Your task: Retype every entry exactly, character for character.

Provided material:

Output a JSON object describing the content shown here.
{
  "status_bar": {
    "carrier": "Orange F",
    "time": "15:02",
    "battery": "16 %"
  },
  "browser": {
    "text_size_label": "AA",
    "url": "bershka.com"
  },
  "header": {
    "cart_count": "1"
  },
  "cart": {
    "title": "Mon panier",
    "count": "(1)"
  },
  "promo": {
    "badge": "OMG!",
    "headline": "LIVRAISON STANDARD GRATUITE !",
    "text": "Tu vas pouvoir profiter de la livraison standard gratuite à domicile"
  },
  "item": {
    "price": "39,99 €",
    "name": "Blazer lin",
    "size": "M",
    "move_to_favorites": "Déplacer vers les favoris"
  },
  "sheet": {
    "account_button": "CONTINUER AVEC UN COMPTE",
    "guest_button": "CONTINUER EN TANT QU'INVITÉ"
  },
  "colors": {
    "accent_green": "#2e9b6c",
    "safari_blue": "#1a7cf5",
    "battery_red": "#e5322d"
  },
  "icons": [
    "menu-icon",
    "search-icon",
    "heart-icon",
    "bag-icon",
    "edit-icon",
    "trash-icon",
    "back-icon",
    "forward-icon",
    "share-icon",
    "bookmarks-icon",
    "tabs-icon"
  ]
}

Answer:
Output a JSON object describing the content shown here.
{
  "status_bar": {
    "carrier": "Orange F",
    "time": "15:02",
    "battery": "16 %"
  },
  "browser": {
    "text_size_label": "AA",
    "url": "bershka.com"
  },
  "header": {
    "cart_count": "1"
  },
  "cart": {
    "title": "Mon panier",
    "count": "(1)"
  },
  "promo": {
    "badge": "OMG!",
    "headline": "LIVRAISON STANDARD GRATUITE !",
    "text": "Tu vas pouvoir profiter de la livraison standard gratuite à domicile"
  },
  "item": {
    "price": "39,99 €",
    "name": "Blazer lin",
    "size": "M",
    "move_to_favorites": "Déplacer vers les favoris"
  },
  "sheet": {
    "account_button": "CONTINUER AVEC UN COMPTE",
    "guest_button": "CONTINUER EN TANT QU'INVITÉ"
  },
  "colors": {
    "accent_green": "#2e9b6c",
    "safari_blue": "#1a7cf5",
    "battery_red": "#e5322d"
  },
  "icons": [
    "menu-icon",
    "search-icon",
    "heart-icon",
    "bag-icon",
    "edit-icon",
    "trash-icon",
    "back-icon",
    "forward-icon",
    "share-icon",
    "bookmarks-icon",
    "tabs-icon"
  ]
}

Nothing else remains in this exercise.